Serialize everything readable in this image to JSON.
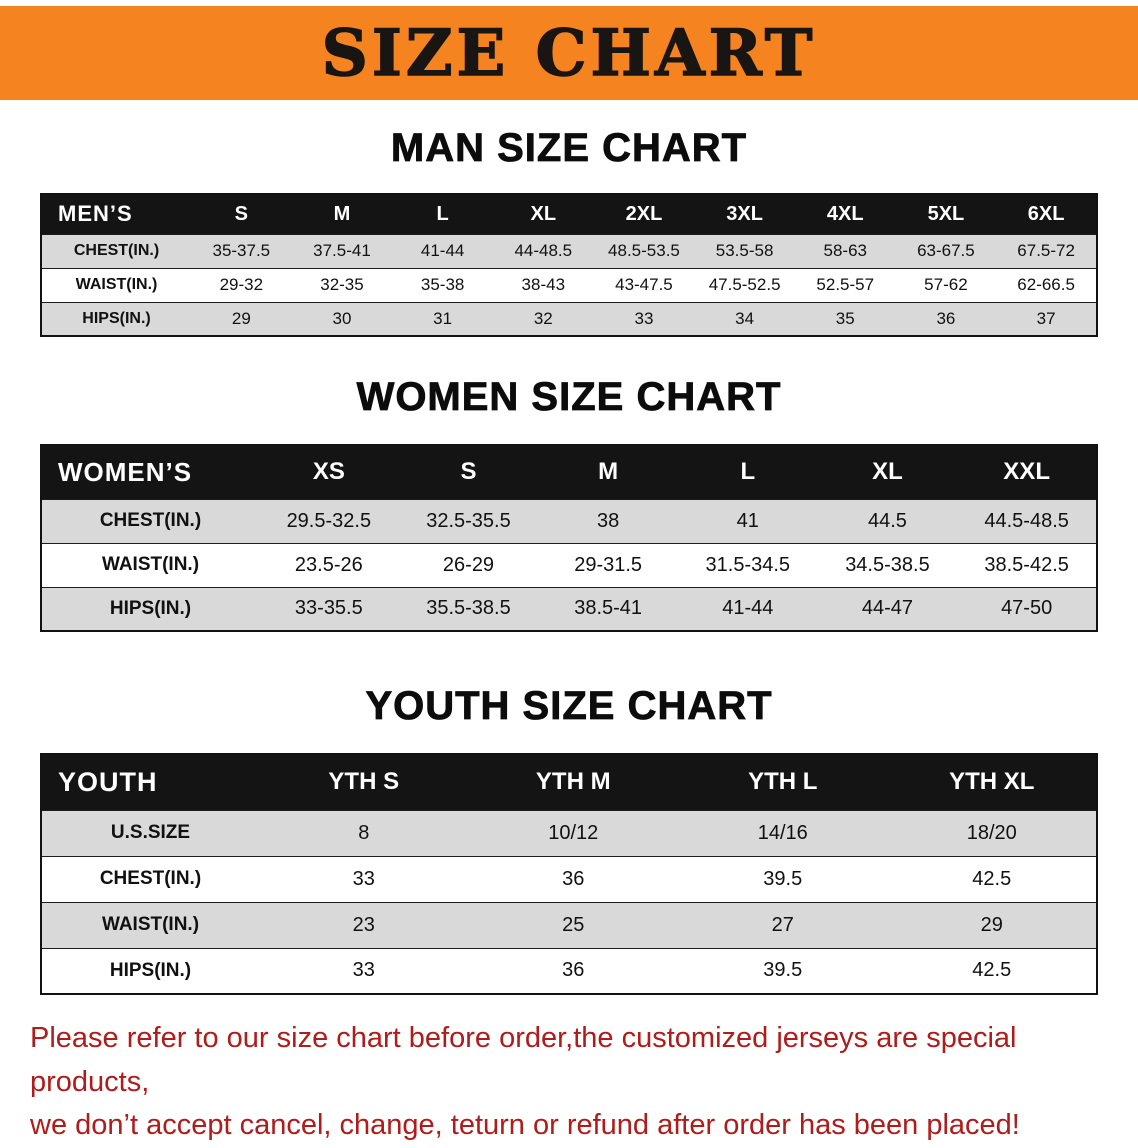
{
  "banner": {
    "title": "SIZE CHART"
  },
  "sections": [
    {
      "heading": "MAN SIZE CHART",
      "table": {
        "corner": "MEN’S",
        "columns": [
          "S",
          "M",
          "L",
          "XL",
          "2XL",
          "3XL",
          "4XL",
          "5XL",
          "6XL"
        ],
        "rows": [
          {
            "label": "CHEST(IN.)",
            "values": [
              "35-37.5",
              "37.5-41",
              "41-44",
              "44-48.5",
              "48.5-53.5",
              "53.5-58",
              "58-63",
              "63-67.5",
              "67.5-72"
            ]
          },
          {
            "label": "WAIST(IN.)",
            "values": [
              "29-32",
              "32-35",
              "35-38",
              "38-43",
              "43-47.5",
              "47.5-52.5",
              "52.5-57",
              "57-62",
              "62-66.5"
            ]
          },
          {
            "label": "HIPS(IN.)",
            "values": [
              "29",
              "30",
              "31",
              "32",
              "33",
              "34",
              "35",
              "36",
              "37"
            ]
          }
        ]
      }
    },
    {
      "heading": "WOMEN SIZE CHART",
      "table": {
        "corner": "WOMEN’S",
        "columns": [
          "XS",
          "S",
          "M",
          "L",
          "XL",
          "XXL"
        ],
        "rows": [
          {
            "label": "CHEST(IN.)",
            "values": [
              "29.5-32.5",
              "32.5-35.5",
              "38",
              "41",
              "44.5",
              "44.5-48.5"
            ]
          },
          {
            "label": "WAIST(IN.)",
            "values": [
              "23.5-26",
              "26-29",
              "29-31.5",
              "31.5-34.5",
              "34.5-38.5",
              "38.5-42.5"
            ]
          },
          {
            "label": "HIPS(IN.)",
            "values": [
              "33-35.5",
              "35.5-38.5",
              "38.5-41",
              "41-44",
              "44-47",
              "47-50"
            ]
          }
        ]
      }
    },
    {
      "heading": "YOUTH SIZE CHART",
      "table": {
        "corner": "YOUTH",
        "columns": [
          "YTH S",
          "YTH M",
          "YTH L",
          "YTH XL"
        ],
        "rows": [
          {
            "label": "U.S.SIZE",
            "values": [
              "8",
              "10/12",
              "14/16",
              "18/20"
            ]
          },
          {
            "label": "CHEST(IN.)",
            "values": [
              "33",
              "36",
              "39.5",
              "42.5"
            ]
          },
          {
            "label": "WAIST(IN.)",
            "values": [
              "23",
              "25",
              "27",
              "29"
            ]
          },
          {
            "label": "HIPS(IN.)",
            "values": [
              "33",
              "36",
              "39.5",
              "42.5"
            ]
          }
        ]
      }
    }
  ],
  "disclaimer": {
    "line1": "Please refer to our size chart before order,the customized jerseys are special products,",
    "line2": "we don’t accept cancel, change, teturn or refund after order has been placed!",
    "color": "#b01b1b"
  },
  "colors": {
    "banner_bg": "#f5831f",
    "table_header_bg": "#141414",
    "shaded_row_bg": "#d9d9d9",
    "text": "#111111"
  }
}
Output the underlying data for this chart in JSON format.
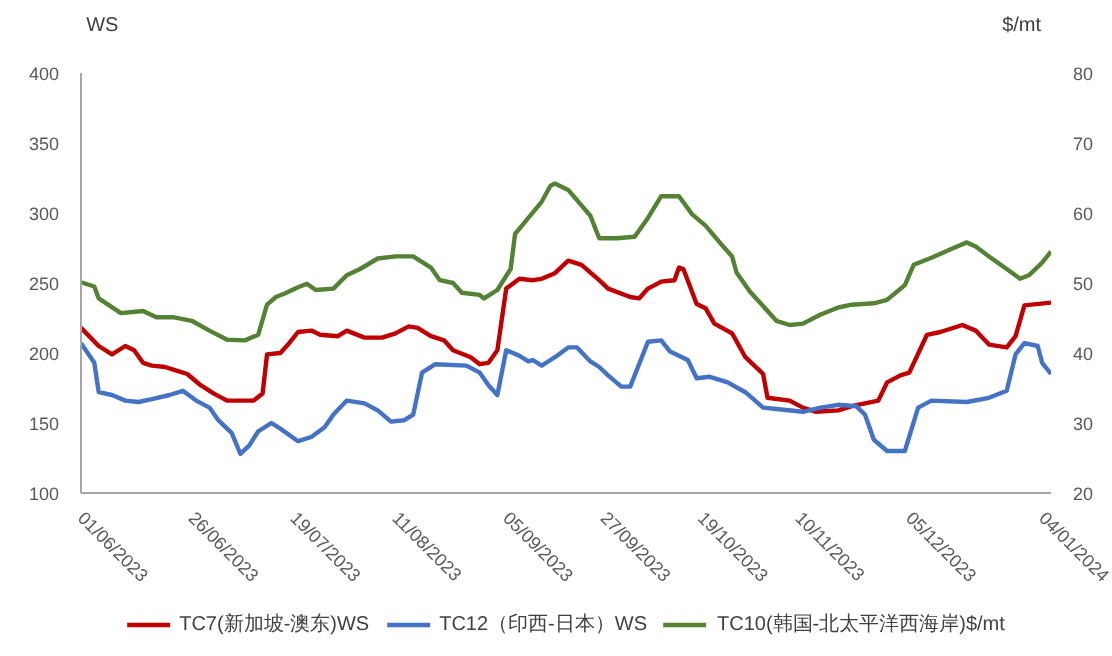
{
  "chart_data": {
    "type": "line",
    "ylabel": "WS",
    "y2label": "$/mt",
    "xlim": [
      "2023-06-01",
      "2024-01-06"
    ],
    "xticks": [
      {
        "value": "2023-06-01",
        "label": "01/06/2023"
      },
      {
        "value": "2023-06-26",
        "label": "26/06/2023"
      },
      {
        "value": "2023-07-19",
        "label": "19/07/2023"
      },
      {
        "value": "2023-08-11",
        "label": "11/08/2023"
      },
      {
        "value": "2023-09-05",
        "label": "05/09/2023"
      },
      {
        "value": "2023-09-27",
        "label": "27/09/2023"
      },
      {
        "value": "2023-10-19",
        "label": "19/10/2023"
      },
      {
        "value": "2023-11-10",
        "label": "10/11/2023"
      },
      {
        "value": "2023-12-05",
        "label": "05/12/2023"
      },
      {
        "value": "2024-01-04",
        "label": "04/01/2024"
      }
    ],
    "ylim": [
      100,
      400
    ],
    "yticks": [
      100,
      150,
      200,
      250,
      300,
      350,
      400
    ],
    "y2lim": [
      20,
      80
    ],
    "y2ticks": [
      20,
      30,
      40,
      50,
      60,
      70,
      80
    ],
    "grid": false,
    "legend": "bottom",
    "line_style": "solid",
    "series": [
      {
        "name": "TC7(新加坡-澳东)WS",
        "color": "#c00000",
        "x": [
          "2023-06-01",
          "2023-06-05",
          "2023-06-08",
          "2023-06-11",
          "2023-06-13",
          "2023-06-15",
          "2023-06-17",
          "2023-06-20",
          "2023-06-22",
          "2023-06-25",
          "2023-06-28",
          "2023-07-01",
          "2023-07-04",
          "2023-07-10",
          "2023-07-12",
          "2023-07-13",
          "2023-07-16",
          "2023-07-18",
          "2023-07-20",
          "2023-07-23",
          "2023-07-25",
          "2023-07-29",
          "2023-07-31",
          "2023-08-04",
          "2023-08-08",
          "2023-08-11",
          "2023-08-14",
          "2023-08-16",
          "2023-08-19",
          "2023-08-22",
          "2023-08-24",
          "2023-08-28",
          "2023-08-30",
          "2023-09-01",
          "2023-09-03",
          "2023-09-05",
          "2023-09-08",
          "2023-09-11",
          "2023-09-13",
          "2023-09-16",
          "2023-09-19",
          "2023-09-22",
          "2023-09-26",
          "2023-09-28",
          "2023-10-03",
          "2023-10-05",
          "2023-10-07",
          "2023-10-10",
          "2023-10-13",
          "2023-10-14",
          "2023-10-15",
          "2023-10-18",
          "2023-10-20",
          "2023-10-22",
          "2023-10-26",
          "2023-10-29",
          "2023-11-02",
          "2023-11-03",
          "2023-11-08",
          "2023-11-11",
          "2023-11-14",
          "2023-11-19",
          "2023-11-22",
          "2023-11-28",
          "2023-11-30",
          "2023-12-03",
          "2023-12-05",
          "2023-12-09",
          "2023-12-12",
          "2023-12-17",
          "2023-12-20",
          "2023-12-23",
          "2023-12-27",
          "2023-12-29",
          "2023-12-31",
          "2024-01-06"
        ],
        "values": [
          218,
          205,
          199,
          205,
          202,
          193,
          191,
          190,
          188,
          185,
          177,
          171,
          166,
          166,
          171,
          199,
          200,
          207,
          215,
          216,
          213,
          212,
          216,
          211,
          211,
          214,
          219,
          218,
          212,
          209,
          202,
          197,
          192,
          193,
          202,
          246,
          253,
          252,
          253,
          257,
          266,
          263,
          252,
          246,
          240,
          239,
          246,
          251,
          252,
          261,
          260,
          235,
          232,
          221,
          214,
          197,
          185,
          168,
          166,
          161,
          158,
          159,
          162,
          166,
          179,
          184,
          186,
          213,
          215,
          220,
          216,
          206,
          204,
          212,
          234,
          236
        ]
      },
      {
        "name": "TC12（印西-日本）WS",
        "color": "#4472c4",
        "x": [
          "2023-06-01",
          "2023-06-04",
          "2023-06-05",
          "2023-06-08",
          "2023-06-11",
          "2023-06-14",
          "2023-06-17",
          "2023-06-21",
          "2023-06-24",
          "2023-06-27",
          "2023-06-30",
          "2023-07-02",
          "2023-07-05",
          "2023-07-07",
          "2023-07-09",
          "2023-07-11",
          "2023-07-14",
          "2023-07-16",
          "2023-07-20",
          "2023-07-23",
          "2023-07-26",
          "2023-07-28",
          "2023-07-31",
          "2023-08-04",
          "2023-08-07",
          "2023-08-10",
          "2023-08-13",
          "2023-08-15",
          "2023-08-17",
          "2023-08-20",
          "2023-08-27",
          "2023-08-30",
          "2023-09-01",
          "2023-09-03",
          "2023-09-05",
          "2023-09-08",
          "2023-09-10",
          "2023-09-11",
          "2023-09-13",
          "2023-09-15",
          "2023-09-16",
          "2023-09-19",
          "2023-09-21",
          "2023-09-24",
          "2023-09-26",
          "2023-09-28",
          "2023-10-01",
          "2023-10-03",
          "2023-10-07",
          "2023-10-10",
          "2023-10-12",
          "2023-10-16",
          "2023-10-18",
          "2023-10-21",
          "2023-10-25",
          "2023-10-29",
          "2023-11-02",
          "2023-11-05",
          "2023-11-11",
          "2023-11-15",
          "2023-11-19",
          "2023-11-23",
          "2023-11-25",
          "2023-11-27",
          "2023-11-30",
          "2023-12-04",
          "2023-12-07",
          "2023-12-10",
          "2023-12-18",
          "2023-12-23",
          "2023-12-27",
          "2023-12-29",
          "2023-12-31",
          "2024-01-03",
          "2024-01-04",
          "2024-01-06"
        ],
        "values": [
          207,
          193,
          172,
          170,
          166,
          165,
          167,
          170,
          173,
          166,
          161,
          152,
          143,
          128,
          134,
          144,
          150,
          146,
          137,
          140,
          147,
          156,
          166,
          164,
          159,
          151,
          152,
          156,
          186,
          192,
          191,
          186,
          177,
          170,
          202,
          198,
          194,
          195,
          191,
          195,
          197,
          204,
          204,
          194,
          190,
          184,
          176,
          176,
          208,
          209,
          201,
          195,
          182,
          183,
          179,
          172,
          161,
          160,
          158,
          161,
          163,
          162,
          156,
          138,
          130,
          130,
          161,
          166,
          165,
          168,
          173,
          199,
          207,
          205,
          193,
          185
        ]
      },
      {
        "name": "TC10(韩国-北太平洋西海岸)$/mt",
        "color": "#548235",
        "axis": "y2",
        "x": [
          "2023-06-01",
          "2023-06-04",
          "2023-06-05",
          "2023-06-10",
          "2023-06-15",
          "2023-06-18",
          "2023-06-22",
          "2023-06-26",
          "2023-06-30",
          "2023-07-04",
          "2023-07-08",
          "2023-07-11",
          "2023-07-13",
          "2023-07-15",
          "2023-07-17",
          "2023-07-20",
          "2023-07-22",
          "2023-07-24",
          "2023-07-28",
          "2023-07-31",
          "2023-08-03",
          "2023-08-07",
          "2023-08-11",
          "2023-08-15",
          "2023-08-19",
          "2023-08-21",
          "2023-08-24",
          "2023-08-26",
          "2023-08-30",
          "2023-08-31",
          "2023-09-03",
          "2023-09-06",
          "2023-09-07",
          "2023-09-10",
          "2023-09-13",
          "2023-09-15",
          "2023-09-16",
          "2023-09-19",
          "2023-09-24",
          "2023-09-26",
          "2023-09-30",
          "2023-10-04",
          "2023-10-07",
          "2023-10-10",
          "2023-10-14",
          "2023-10-17",
          "2023-10-20",
          "2023-10-24",
          "2023-10-26",
          "2023-10-27",
          "2023-10-30",
          "2023-11-02",
          "2023-11-05",
          "2023-11-08",
          "2023-11-11",
          "2023-11-15",
          "2023-11-19",
          "2023-11-22",
          "2023-11-27",
          "2023-11-30",
          "2023-12-04",
          "2023-12-06",
          "2023-12-10",
          "2023-12-15",
          "2023-12-18",
          "2023-12-20",
          "2023-12-23",
          "2023-12-27",
          "2023-12-30",
          "2024-01-01",
          "2024-01-04",
          "2024-01-06"
        ],
        "values": [
          50.1,
          49.5,
          47.8,
          45.7,
          46.0,
          45.1,
          45.1,
          44.6,
          43.2,
          41.9,
          41.8,
          42.6,
          46.9,
          48.0,
          48.5,
          49.4,
          49.9,
          49.0,
          49.2,
          51.1,
          52.0,
          53.5,
          53.8,
          53.8,
          52.2,
          50.4,
          50.0,
          48.6,
          48.3,
          47.8,
          49.0,
          52.0,
          57.0,
          59.3,
          61.6,
          63.9,
          64.2,
          63.3,
          59.6,
          56.4,
          56.4,
          56.6,
          59.3,
          62.4,
          62.4,
          59.8,
          58.2,
          55.2,
          53.8,
          51.5,
          48.8,
          46.7,
          44.6,
          44.0,
          44.2,
          45.5,
          46.5,
          46.9,
          47.1,
          47.6,
          49.7,
          52.6,
          53.6,
          55.0,
          55.8,
          55.2,
          53.8,
          52.0,
          50.6,
          51.1,
          52.9,
          54.5
        ]
      }
    ]
  }
}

--------------------------------

#### [EXERCISE GOAL]
Pull out all lines containing "WOMEN".

#### [WRITTEN REPLY]
      "heading": "WOMEN SIZE CHART",
        "corner": "WOMEN’S",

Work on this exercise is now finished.